● DIRECTION: Search the data for the word "xlabel". Reproduce every line where it is found.

>>>>

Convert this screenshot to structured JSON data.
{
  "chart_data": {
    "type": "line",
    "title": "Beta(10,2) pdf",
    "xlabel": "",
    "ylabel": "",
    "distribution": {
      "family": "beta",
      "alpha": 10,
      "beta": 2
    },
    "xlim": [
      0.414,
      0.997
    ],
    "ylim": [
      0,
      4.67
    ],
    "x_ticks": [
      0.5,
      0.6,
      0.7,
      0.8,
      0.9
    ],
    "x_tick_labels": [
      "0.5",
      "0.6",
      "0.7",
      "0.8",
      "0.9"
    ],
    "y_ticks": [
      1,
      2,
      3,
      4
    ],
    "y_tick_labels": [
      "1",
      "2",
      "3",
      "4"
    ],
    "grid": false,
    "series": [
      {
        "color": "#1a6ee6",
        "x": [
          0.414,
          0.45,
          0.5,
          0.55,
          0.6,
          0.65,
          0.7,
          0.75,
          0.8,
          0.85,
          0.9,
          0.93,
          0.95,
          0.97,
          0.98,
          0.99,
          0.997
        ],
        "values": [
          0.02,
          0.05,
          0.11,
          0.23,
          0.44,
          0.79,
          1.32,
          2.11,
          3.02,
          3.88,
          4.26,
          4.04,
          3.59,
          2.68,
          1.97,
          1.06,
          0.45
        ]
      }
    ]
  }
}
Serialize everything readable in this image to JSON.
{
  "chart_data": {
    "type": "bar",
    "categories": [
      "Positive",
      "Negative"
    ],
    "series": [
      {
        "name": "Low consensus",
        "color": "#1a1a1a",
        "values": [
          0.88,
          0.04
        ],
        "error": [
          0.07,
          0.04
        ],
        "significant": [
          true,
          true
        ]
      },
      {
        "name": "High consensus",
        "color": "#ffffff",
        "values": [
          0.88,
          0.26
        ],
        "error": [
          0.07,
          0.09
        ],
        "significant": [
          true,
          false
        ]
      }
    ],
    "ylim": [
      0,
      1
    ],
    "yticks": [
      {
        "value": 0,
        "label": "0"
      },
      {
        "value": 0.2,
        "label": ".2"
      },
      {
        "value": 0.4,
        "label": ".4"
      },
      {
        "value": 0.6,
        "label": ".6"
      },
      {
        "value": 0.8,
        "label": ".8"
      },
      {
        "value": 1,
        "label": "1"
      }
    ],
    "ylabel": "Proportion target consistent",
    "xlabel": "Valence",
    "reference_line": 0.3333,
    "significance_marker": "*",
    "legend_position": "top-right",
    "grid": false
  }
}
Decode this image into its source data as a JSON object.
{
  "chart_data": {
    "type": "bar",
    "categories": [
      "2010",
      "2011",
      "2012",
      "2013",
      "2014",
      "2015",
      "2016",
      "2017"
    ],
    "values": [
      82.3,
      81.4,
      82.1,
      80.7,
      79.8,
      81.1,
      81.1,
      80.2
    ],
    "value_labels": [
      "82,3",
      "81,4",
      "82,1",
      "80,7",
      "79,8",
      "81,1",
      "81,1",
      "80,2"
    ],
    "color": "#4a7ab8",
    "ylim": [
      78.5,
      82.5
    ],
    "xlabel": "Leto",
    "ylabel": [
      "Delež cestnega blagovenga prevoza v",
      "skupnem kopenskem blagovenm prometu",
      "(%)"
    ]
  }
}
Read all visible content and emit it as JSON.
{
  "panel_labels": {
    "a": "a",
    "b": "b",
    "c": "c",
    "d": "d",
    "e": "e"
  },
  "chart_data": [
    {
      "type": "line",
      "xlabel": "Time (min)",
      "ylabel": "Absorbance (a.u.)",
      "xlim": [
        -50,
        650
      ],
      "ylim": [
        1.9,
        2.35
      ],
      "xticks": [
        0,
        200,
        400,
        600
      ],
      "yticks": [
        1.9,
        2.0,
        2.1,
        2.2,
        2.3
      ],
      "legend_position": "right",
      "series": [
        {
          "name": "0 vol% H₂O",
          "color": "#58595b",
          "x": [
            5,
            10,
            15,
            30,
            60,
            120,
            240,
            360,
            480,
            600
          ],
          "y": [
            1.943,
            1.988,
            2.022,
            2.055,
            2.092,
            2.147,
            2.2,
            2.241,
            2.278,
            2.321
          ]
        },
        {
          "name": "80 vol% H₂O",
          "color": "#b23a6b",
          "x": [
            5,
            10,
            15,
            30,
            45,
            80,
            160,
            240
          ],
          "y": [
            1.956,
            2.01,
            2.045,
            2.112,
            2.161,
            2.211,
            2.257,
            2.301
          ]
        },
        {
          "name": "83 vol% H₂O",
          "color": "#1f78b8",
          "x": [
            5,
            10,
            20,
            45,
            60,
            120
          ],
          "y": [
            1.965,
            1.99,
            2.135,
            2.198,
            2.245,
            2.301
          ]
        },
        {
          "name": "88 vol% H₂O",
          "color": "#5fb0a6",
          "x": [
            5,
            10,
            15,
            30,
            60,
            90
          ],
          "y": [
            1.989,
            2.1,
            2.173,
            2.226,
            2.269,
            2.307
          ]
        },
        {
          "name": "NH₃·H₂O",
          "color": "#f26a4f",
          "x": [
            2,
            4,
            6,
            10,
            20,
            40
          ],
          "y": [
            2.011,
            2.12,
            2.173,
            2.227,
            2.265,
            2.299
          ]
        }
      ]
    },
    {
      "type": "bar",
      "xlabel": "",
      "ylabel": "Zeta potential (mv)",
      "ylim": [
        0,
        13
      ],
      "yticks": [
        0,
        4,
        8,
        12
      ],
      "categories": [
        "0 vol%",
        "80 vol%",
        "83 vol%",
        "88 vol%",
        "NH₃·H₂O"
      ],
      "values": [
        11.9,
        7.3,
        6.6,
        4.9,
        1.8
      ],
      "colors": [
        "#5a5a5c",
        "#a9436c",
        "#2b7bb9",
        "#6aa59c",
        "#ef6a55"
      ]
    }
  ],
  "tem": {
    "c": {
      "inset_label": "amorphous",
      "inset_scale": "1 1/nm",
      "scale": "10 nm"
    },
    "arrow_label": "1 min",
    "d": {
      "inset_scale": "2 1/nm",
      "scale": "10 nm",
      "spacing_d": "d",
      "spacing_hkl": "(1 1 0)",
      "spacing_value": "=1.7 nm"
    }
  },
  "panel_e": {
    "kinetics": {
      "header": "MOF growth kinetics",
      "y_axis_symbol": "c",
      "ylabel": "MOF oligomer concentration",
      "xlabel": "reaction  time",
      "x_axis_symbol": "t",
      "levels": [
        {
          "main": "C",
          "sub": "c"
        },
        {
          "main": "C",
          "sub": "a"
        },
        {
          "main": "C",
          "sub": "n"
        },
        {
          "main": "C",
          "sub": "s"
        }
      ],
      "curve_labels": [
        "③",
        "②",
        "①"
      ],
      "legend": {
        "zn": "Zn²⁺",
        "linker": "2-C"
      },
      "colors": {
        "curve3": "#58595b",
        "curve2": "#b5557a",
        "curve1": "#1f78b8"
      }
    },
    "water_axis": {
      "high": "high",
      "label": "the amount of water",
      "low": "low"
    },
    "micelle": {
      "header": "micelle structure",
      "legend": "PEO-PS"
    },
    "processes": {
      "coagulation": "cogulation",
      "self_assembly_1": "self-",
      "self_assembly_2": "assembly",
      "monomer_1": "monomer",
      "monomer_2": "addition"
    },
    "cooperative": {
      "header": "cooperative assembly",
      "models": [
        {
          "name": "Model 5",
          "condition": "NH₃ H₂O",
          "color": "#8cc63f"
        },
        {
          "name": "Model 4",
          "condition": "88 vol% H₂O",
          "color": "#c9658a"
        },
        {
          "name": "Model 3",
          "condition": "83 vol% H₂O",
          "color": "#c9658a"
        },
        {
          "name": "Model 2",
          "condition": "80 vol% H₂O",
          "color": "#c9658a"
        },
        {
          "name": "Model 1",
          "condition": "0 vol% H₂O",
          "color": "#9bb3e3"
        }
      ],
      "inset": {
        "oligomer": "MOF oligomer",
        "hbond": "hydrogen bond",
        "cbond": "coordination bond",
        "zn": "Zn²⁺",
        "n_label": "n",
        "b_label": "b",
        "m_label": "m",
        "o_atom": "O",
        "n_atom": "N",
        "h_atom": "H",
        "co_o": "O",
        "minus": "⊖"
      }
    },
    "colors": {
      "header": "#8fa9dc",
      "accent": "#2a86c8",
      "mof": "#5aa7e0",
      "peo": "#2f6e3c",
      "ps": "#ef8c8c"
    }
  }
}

<<<<

● COMPLETED EXERCISE:
    "xlabel": "",
    "xlabel": "Valence",
    "xlabel": "Leto",
      "xlabel": "Time (min)",
      "xlabel": "",
      "xlabel": "reaction  time",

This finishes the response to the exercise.